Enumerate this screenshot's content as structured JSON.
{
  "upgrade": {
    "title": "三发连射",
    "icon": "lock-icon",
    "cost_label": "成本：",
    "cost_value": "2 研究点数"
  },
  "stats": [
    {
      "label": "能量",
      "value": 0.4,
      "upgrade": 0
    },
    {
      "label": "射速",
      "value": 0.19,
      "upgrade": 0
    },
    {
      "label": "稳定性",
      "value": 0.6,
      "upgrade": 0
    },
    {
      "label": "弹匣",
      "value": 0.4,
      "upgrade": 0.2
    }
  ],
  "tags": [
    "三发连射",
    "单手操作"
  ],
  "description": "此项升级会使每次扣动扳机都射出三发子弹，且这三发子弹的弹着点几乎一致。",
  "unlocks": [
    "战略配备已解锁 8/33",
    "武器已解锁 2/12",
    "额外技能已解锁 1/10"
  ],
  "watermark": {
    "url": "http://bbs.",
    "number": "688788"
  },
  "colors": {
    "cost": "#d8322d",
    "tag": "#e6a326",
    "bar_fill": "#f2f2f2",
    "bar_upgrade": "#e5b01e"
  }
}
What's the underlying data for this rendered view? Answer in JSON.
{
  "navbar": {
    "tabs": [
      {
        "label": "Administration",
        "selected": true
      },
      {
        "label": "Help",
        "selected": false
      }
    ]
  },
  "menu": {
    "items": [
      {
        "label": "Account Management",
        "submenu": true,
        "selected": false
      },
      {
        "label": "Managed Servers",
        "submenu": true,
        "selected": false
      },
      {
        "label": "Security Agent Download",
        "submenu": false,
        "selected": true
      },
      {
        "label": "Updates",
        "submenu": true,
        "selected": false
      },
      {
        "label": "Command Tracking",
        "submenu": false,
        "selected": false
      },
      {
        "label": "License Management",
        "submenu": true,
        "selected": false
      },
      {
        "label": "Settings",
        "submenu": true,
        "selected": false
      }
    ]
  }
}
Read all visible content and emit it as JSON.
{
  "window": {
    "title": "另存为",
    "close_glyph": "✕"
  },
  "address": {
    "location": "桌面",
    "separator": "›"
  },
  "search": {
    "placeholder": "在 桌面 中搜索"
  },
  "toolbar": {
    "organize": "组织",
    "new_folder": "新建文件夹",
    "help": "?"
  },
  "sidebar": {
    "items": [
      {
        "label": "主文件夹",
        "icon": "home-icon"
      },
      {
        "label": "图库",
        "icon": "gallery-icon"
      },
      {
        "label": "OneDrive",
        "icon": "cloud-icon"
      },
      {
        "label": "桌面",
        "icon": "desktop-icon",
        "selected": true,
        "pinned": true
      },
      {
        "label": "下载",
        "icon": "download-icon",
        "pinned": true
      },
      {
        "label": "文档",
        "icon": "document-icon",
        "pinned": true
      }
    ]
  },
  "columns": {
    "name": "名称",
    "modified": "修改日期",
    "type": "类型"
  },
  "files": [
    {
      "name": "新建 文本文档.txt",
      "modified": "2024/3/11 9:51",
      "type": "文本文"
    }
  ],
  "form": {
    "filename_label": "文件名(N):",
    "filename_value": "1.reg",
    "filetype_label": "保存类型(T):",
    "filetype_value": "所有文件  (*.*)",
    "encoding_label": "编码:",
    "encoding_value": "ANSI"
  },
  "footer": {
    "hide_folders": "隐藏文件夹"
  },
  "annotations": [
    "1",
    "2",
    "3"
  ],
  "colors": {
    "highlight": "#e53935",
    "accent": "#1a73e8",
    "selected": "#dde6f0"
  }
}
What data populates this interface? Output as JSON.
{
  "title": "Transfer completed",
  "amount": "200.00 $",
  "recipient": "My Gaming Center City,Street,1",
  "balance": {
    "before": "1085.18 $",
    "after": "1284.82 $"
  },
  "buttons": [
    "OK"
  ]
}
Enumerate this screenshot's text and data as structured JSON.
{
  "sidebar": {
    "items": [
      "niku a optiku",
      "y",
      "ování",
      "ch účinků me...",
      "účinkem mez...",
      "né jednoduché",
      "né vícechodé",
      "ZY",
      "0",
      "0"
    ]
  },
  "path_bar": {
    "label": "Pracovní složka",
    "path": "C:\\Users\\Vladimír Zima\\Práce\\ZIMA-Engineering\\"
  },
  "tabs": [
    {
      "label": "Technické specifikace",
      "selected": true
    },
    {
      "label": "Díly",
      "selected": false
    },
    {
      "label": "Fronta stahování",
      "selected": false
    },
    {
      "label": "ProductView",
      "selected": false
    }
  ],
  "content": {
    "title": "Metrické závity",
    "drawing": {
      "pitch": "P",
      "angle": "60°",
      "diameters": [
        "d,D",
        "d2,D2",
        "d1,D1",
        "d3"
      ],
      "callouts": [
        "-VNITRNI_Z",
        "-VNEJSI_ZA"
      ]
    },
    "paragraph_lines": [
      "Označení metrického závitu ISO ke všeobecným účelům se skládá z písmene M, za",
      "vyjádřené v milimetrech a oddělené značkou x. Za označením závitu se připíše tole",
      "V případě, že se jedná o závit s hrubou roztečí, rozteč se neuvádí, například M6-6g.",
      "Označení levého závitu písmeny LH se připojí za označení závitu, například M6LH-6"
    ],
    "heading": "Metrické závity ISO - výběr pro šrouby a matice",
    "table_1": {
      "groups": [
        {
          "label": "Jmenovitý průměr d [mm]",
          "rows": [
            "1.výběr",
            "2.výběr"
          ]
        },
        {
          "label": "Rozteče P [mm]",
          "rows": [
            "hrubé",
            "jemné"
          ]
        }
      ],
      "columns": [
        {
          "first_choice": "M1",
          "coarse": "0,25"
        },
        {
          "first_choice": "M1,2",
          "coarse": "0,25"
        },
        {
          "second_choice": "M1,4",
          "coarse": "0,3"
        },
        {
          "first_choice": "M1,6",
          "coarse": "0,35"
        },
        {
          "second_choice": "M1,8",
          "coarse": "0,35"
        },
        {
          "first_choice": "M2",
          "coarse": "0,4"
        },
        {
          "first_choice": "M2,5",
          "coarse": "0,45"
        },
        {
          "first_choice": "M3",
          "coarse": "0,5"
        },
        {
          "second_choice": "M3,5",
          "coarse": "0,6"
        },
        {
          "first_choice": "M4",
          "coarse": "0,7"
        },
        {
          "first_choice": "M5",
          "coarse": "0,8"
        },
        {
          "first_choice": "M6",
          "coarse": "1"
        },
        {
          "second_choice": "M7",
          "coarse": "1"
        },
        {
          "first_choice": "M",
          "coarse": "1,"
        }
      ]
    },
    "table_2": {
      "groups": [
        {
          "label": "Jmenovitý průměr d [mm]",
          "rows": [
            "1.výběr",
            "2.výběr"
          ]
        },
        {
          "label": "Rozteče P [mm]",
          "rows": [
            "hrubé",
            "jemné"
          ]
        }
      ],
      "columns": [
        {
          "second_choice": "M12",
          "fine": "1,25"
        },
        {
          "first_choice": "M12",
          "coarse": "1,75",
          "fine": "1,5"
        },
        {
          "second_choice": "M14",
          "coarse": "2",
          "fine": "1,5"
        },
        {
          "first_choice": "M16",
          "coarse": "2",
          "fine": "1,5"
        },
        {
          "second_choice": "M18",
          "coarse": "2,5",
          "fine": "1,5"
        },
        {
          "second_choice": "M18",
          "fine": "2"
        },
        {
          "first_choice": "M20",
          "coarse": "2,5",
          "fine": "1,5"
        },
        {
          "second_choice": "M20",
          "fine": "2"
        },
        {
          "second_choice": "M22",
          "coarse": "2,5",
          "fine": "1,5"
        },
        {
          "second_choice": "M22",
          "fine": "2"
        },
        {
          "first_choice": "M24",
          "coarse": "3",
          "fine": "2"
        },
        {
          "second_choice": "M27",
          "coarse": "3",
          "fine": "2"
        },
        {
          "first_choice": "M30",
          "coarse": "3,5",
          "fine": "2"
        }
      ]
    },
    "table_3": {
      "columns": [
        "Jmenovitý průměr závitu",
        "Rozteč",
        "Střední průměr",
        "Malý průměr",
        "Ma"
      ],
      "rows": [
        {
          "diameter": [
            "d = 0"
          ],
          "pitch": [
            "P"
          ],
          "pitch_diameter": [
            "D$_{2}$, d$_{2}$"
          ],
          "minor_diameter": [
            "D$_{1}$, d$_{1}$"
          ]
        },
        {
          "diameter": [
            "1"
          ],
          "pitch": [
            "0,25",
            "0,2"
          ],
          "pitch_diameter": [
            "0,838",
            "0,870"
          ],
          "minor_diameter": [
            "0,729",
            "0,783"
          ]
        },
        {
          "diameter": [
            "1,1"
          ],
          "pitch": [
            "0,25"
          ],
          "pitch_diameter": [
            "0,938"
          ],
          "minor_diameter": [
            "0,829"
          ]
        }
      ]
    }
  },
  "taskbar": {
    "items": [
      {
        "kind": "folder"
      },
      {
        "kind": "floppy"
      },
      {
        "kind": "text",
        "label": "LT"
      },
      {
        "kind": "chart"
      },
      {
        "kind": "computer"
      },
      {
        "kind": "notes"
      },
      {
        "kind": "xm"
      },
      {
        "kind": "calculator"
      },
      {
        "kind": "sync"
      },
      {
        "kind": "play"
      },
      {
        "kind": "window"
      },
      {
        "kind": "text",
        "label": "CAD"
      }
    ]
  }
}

▶ **Stated task**
Copy each line above that contains the word "průměr".

▶ **Answer to this task**
          "label": "Jmenovitý průměr d [mm]",
          "label": "Jmenovitý průměr d [mm]",
        "Jmenovitý průměr závitu",
        "Střední průměr",
        "Malý průměr",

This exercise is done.